- [JOB]:
Read the lines that follow and pick out every one containing the word "Junction".

**** MATERIAL SHOWN ****

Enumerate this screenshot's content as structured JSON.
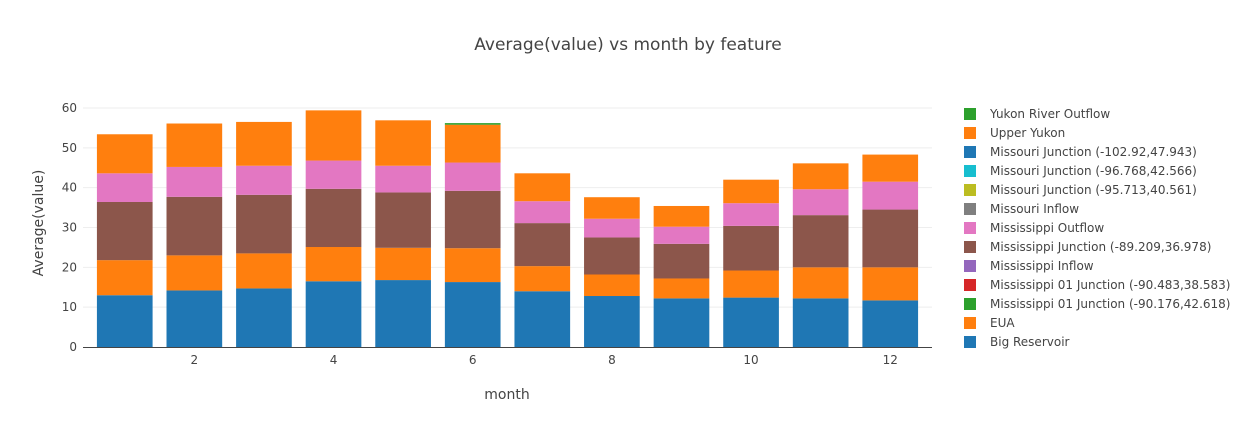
{
  "chart_data": {
    "type": "bar",
    "stacked": true,
    "title": "Average(value) vs month by feature",
    "xlabel": "month",
    "ylabel": "Average(value)",
    "x": [
      1,
      2,
      3,
      4,
      5,
      6,
      7,
      8,
      9,
      10,
      11,
      12
    ],
    "x_tick_labels": [
      "2",
      "4",
      "6",
      "8",
      "10",
      "12"
    ],
    "x_tick_values": [
      2,
      4,
      6,
      8,
      10,
      12
    ],
    "xlim": [
      0.4,
      12.6
    ],
    "ylim": [
      0,
      61.5
    ],
    "y_ticks": [
      0,
      10,
      20,
      30,
      40,
      50,
      60
    ],
    "grid": true,
    "legend_position": "right",
    "series": [
      {
        "name": "Big Reservoir",
        "color": "#1f77b4",
        "values": [
          13.0,
          14.2,
          14.7,
          16.5,
          16.8,
          16.3,
          14.0,
          12.8,
          12.2,
          12.4,
          12.2,
          11.7
        ]
      },
      {
        "name": "EUA",
        "color": "#ff7f0e",
        "values": [
          8.8,
          8.8,
          8.8,
          8.6,
          8.1,
          8.5,
          6.3,
          5.4,
          5.0,
          6.8,
          7.8,
          8.3
        ]
      },
      {
        "name": "Mississippi 01 Junction (-90.176,42.618)",
        "color": "#2ca02c",
        "values": [
          0,
          0,
          0,
          0,
          0,
          0,
          0,
          0,
          0,
          0,
          0,
          0
        ]
      },
      {
        "name": "Mississippi 01 Junction (-90.483,38.583)",
        "color": "#d62728",
        "values": [
          0,
          0,
          0,
          0,
          0,
          0,
          0,
          0,
          0,
          0,
          0,
          0
        ]
      },
      {
        "name": "Mississippi Inflow",
        "color": "#9467bd",
        "values": [
          0,
          0,
          0,
          0,
          0,
          0,
          0,
          0,
          0,
          0,
          0,
          0
        ]
      },
      {
        "name": "Mississippi Junction (-89.209,36.978)",
        "color": "#8c564b",
        "values": [
          14.6,
          14.7,
          14.7,
          14.6,
          13.9,
          14.4,
          10.8,
          9.3,
          8.7,
          11.2,
          13.1,
          14.5
        ]
      },
      {
        "name": "Mississippi Outflow",
        "color": "#e377c2",
        "values": [
          7.2,
          7.5,
          7.3,
          7.1,
          6.7,
          7.1,
          5.5,
          4.7,
          4.3,
          5.7,
          6.5,
          7.0
        ]
      },
      {
        "name": "Missouri Inflow",
        "color": "#7f7f7f",
        "values": [
          0,
          0,
          0,
          0,
          0,
          0,
          0,
          0,
          0,
          0,
          0,
          0
        ]
      },
      {
        "name": "Missouri Junction (-95.713,40.561)",
        "color": "#bcbd22",
        "values": [
          0,
          0,
          0,
          0,
          0,
          0,
          0,
          0,
          0,
          0,
          0,
          0
        ]
      },
      {
        "name": "Missouri Junction (-96.768,42.566)",
        "color": "#17becf",
        "values": [
          0,
          0,
          0,
          0,
          0,
          0,
          0,
          0,
          0,
          0,
          0,
          0
        ]
      },
      {
        "name": "Missouri Junction (-102.92,47.943)",
        "color": "#1f77b4",
        "values": [
          0,
          0,
          0,
          0,
          0,
          0,
          0,
          0,
          0,
          0,
          0,
          0
        ]
      },
      {
        "name": "Upper Yukon",
        "color": "#ff7f0e",
        "values": [
          9.8,
          10.9,
          11.0,
          12.6,
          11.4,
          9.5,
          7.0,
          5.4,
          5.2,
          5.9,
          6.5,
          6.8
        ]
      },
      {
        "name": "Yukon River Outflow",
        "color": "#2ca02c",
        "values": [
          0,
          0,
          0,
          0,
          0,
          0.4,
          0,
          0,
          0,
          0,
          0,
          0
        ]
      }
    ]
  }
}
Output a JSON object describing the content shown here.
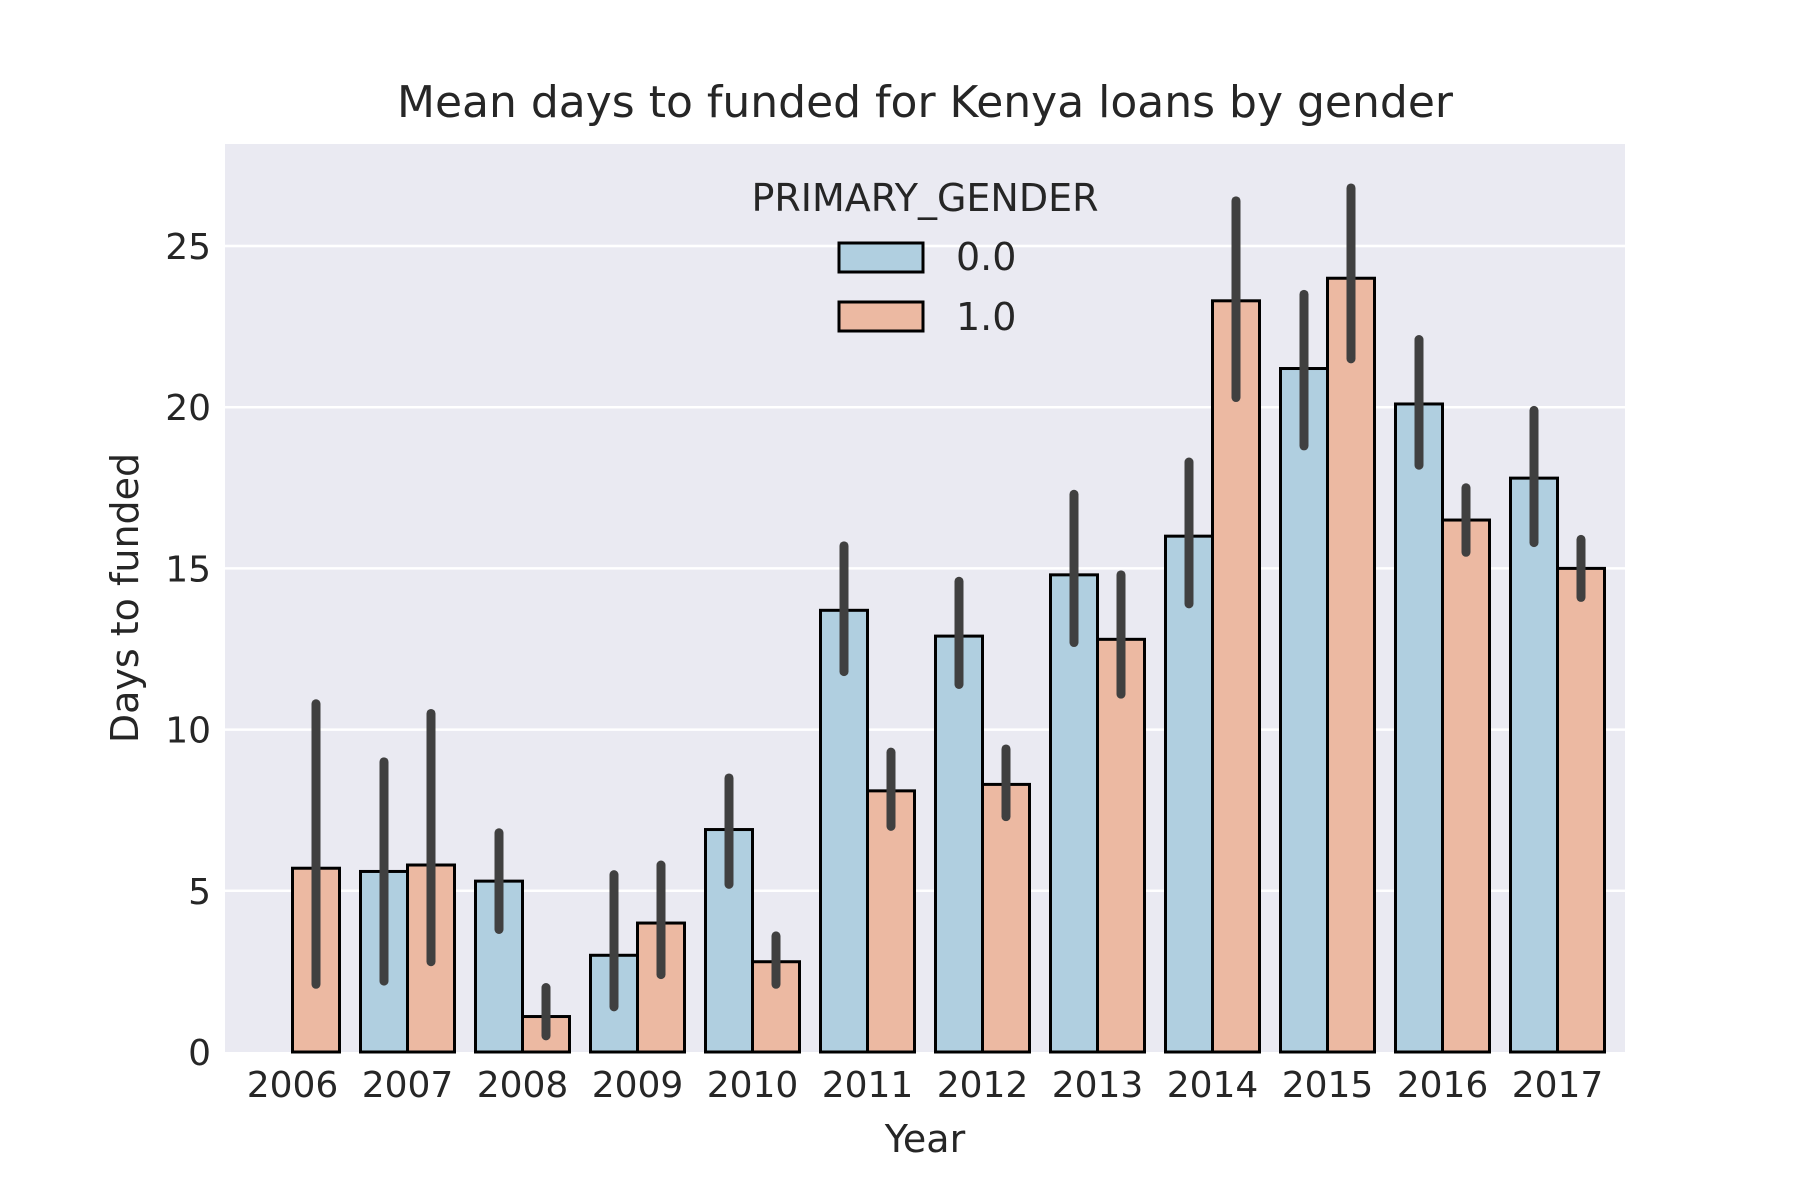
{
  "chart_data": {
    "type": "bar",
    "title": "Mean days to funded for Kenya loans by gender",
    "xlabel": "Year",
    "ylabel": "Days to funded",
    "categories": [
      "2006",
      "2007",
      "2008",
      "2009",
      "2010",
      "2011",
      "2012",
      "2013",
      "2014",
      "2015",
      "2016",
      "2017"
    ],
    "ylim": [
      0,
      28
    ],
    "yticks": [
      0,
      5,
      10,
      15,
      20,
      25
    ],
    "grid": true,
    "legend": {
      "title": "PRIMARY_GENDER",
      "placement": "top-center"
    },
    "series": [
      {
        "name": "0.0",
        "color": "#b0cfe0",
        "values": [
          null,
          5.6,
          5.3,
          3.0,
          6.9,
          13.7,
          12.9,
          14.8,
          16.0,
          21.2,
          20.1,
          17.8
        ],
        "ci_low": [
          null,
          2.2,
          3.8,
          1.4,
          5.2,
          11.8,
          11.4,
          12.7,
          13.9,
          18.8,
          18.2,
          15.8
        ],
        "ci_high": [
          null,
          9.0,
          6.8,
          5.5,
          8.5,
          15.7,
          14.6,
          17.3,
          18.3,
          23.5,
          22.1,
          19.9
        ]
      },
      {
        "name": "1.0",
        "color": "#ecb9a2",
        "values": [
          5.7,
          5.8,
          1.1,
          4.0,
          2.8,
          8.1,
          8.3,
          12.8,
          23.3,
          24.0,
          16.5,
          15.0
        ],
        "ci_low": [
          2.1,
          2.8,
          0.5,
          2.4,
          2.1,
          7.0,
          7.3,
          11.1,
          20.3,
          21.5,
          15.5,
          14.1
        ],
        "ci_high": [
          10.8,
          10.5,
          2.0,
          5.8,
          3.6,
          9.3,
          9.4,
          14.8,
          26.4,
          26.8,
          17.5,
          15.9
        ]
      }
    ]
  }
}
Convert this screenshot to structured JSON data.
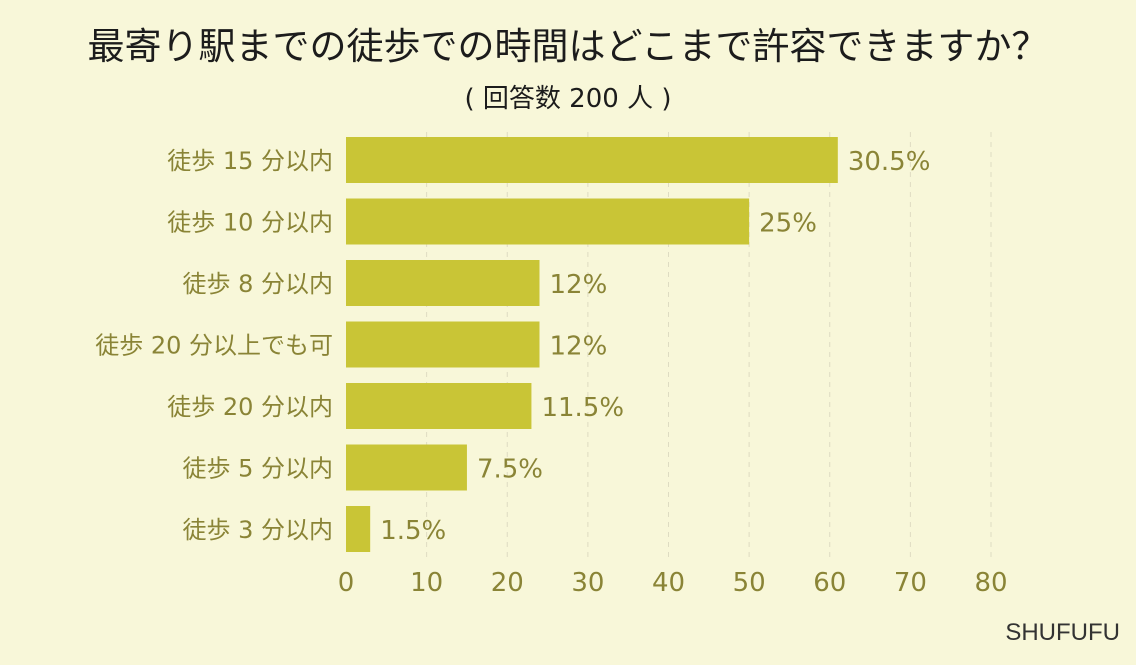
{
  "chart_data": {
    "type": "bar",
    "orientation": "horizontal",
    "title": "最寄り駅までの徒歩での時間はどこまで許容できますか？",
    "subtitle": "( 回答数 200 人 )",
    "categories": [
      "徒歩 15 分以内",
      "徒歩 10 分以内",
      "徒歩 8 分以内",
      "徒歩 20 分以上でも可",
      "徒歩 20 分以内",
      "徒歩 5 分以内",
      "徒歩 3 分以内"
    ],
    "values": [
      30.5,
      25,
      12,
      12,
      11.5,
      7.5,
      1.5
    ],
    "value_labels": [
      "30.5%",
      "25%",
      "12%",
      "12%",
      "11.5%",
      "7.5%",
      "1.5%"
    ],
    "plotted_scale": 2,
    "xlim": [
      0,
      80
    ],
    "xticks": [
      0,
      10,
      20,
      30,
      40,
      50,
      60,
      70,
      80
    ],
    "grid": true,
    "bar_color": "#c9c536",
    "label_color": "#8a8436",
    "background_color": "#f8f7d9"
  },
  "source": "SHUFUFU"
}
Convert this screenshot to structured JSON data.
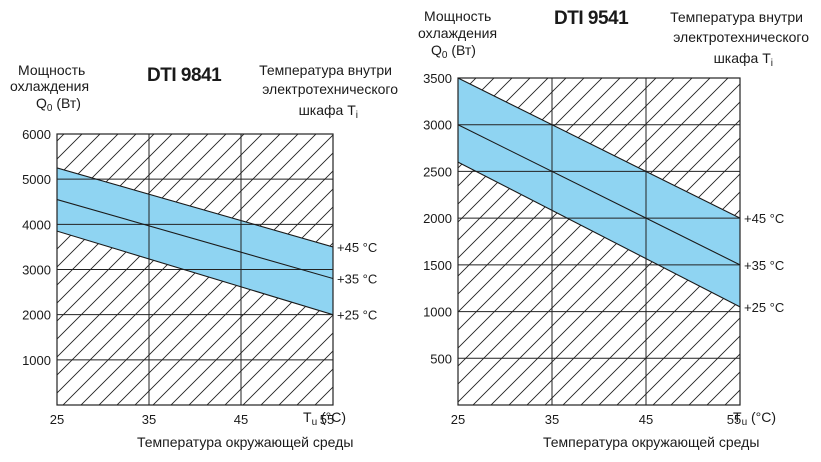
{
  "chart_data": [
    {
      "type": "area",
      "title": "DTI 9841",
      "ylabel_lines": [
        "Мощность",
        "охлаждения",
        "Q",
        "0",
        " (Вт)"
      ],
      "internal_temp_label_lines": [
        "Температура внутри",
        "электротехнического",
        "шкафа T",
        "i"
      ],
      "xlabel": "Температура окружающей среды",
      "x_axis_unit_prefix": "T",
      "x_axis_unit_sub": "u",
      "x_axis_unit_suffix": " (°C)",
      "x": [
        25,
        55
      ],
      "xlim": [
        25,
        55
      ],
      "ylim": [
        0,
        6000
      ],
      "x_ticks": [
        "25",
        "35",
        "45",
        "55"
      ],
      "y_ticks": [
        "1000",
        "2000",
        "3000",
        "4000",
        "5000",
        "6000"
      ],
      "grid": true,
      "hatched_background": true,
      "band_color": "#8fd4f2",
      "series": [
        {
          "name": "+45 °C",
          "values": [
            5250,
            3500
          ]
        },
        {
          "name": "+35 °C",
          "values": [
            4550,
            2800
          ]
        },
        {
          "name": "+25 °C",
          "values": [
            3850,
            2000
          ]
        }
      ]
    },
    {
      "type": "area",
      "title": "DTI 9541",
      "ylabel_lines": [
        "Мощность",
        "охлаждения",
        "Q",
        "0",
        " (Вт)"
      ],
      "internal_temp_label_lines": [
        "Температура внутри",
        "электротехнического",
        "шкафа T",
        "i"
      ],
      "xlabel": "Температура окружающей среды",
      "x_axis_unit_prefix": "T",
      "x_axis_unit_sub": "u",
      "x_axis_unit_suffix": " (°C)",
      "x": [
        25,
        55
      ],
      "xlim": [
        25,
        55
      ],
      "ylim": [
        0,
        3500
      ],
      "x_ticks": [
        "25",
        "35",
        "45",
        "55"
      ],
      "y_ticks": [
        "500",
        "1000",
        "1500",
        "2000",
        "2500",
        "3000",
        "3500"
      ],
      "grid": true,
      "hatched_background": true,
      "band_color": "#8fd4f2",
      "series": [
        {
          "name": "+45 °C",
          "values": [
            3500,
            2000
          ]
        },
        {
          "name": "+35 °C",
          "values": [
            3000,
            1500
          ]
        },
        {
          "name": "+25 °C",
          "values": [
            2600,
            1050
          ]
        }
      ]
    }
  ]
}
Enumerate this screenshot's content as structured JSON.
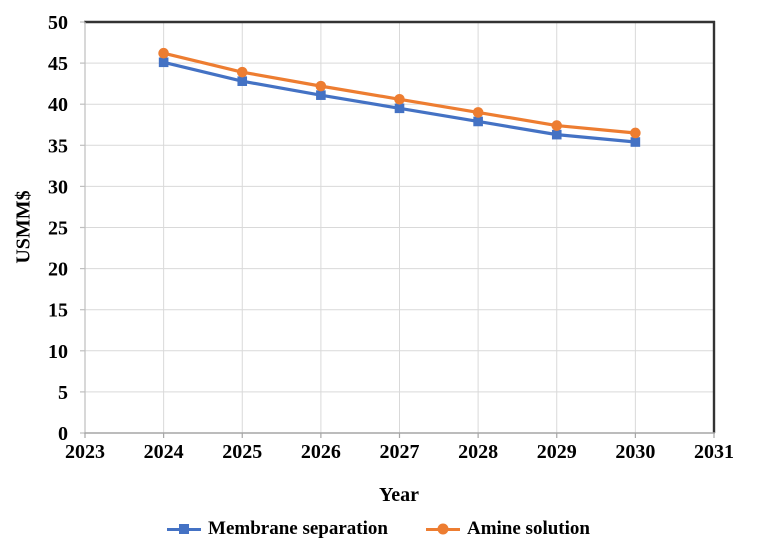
{
  "chart_data": {
    "type": "line",
    "title": "",
    "xlabel": "Year",
    "ylabel": "USMM$",
    "x": [
      2024,
      2025,
      2026,
      2027,
      2028,
      2029,
      2030
    ],
    "series": [
      {
        "name": "Membrane separation",
        "color": "#4472C4",
        "marker": "square",
        "values": [
          45.1,
          42.8,
          41.1,
          39.5,
          37.9,
          36.3,
          35.4
        ]
      },
      {
        "name": "Amine solution",
        "color": "#ED7D31",
        "marker": "circle",
        "values": [
          46.2,
          43.9,
          42.2,
          40.6,
          39.0,
          37.4,
          36.5
        ]
      }
    ],
    "x_ticks": [
      2023,
      2024,
      2025,
      2026,
      2027,
      2028,
      2029,
      2030,
      2031
    ],
    "y_ticks": [
      0,
      5,
      10,
      15,
      20,
      25,
      30,
      35,
      40,
      45,
      50
    ],
    "xlim": [
      2023,
      2031
    ],
    "ylim": [
      0,
      50
    ],
    "grid": true,
    "legend_position": "bottom",
    "colors": {
      "gridline": "#D9D9D9",
      "plot_border_dark": "#333333",
      "axis_line": "#A6A6A6",
      "text": "#000000"
    }
  }
}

****

- [TASK SOLUTION]:
        "name": "Mississippi 01 Junction (-90.176,42.618)",
        "name": "Mississippi 01 Junction (-90.483,38.583)",
        "name": "Mississippi Junction (-89.209,36.978)",
        "name": "Missouri Junction (-95.713,40.561)",
        "name": "Missouri Junction (-96.768,42.566)",
        "name": "Missouri Junction (-102.92,47.943)",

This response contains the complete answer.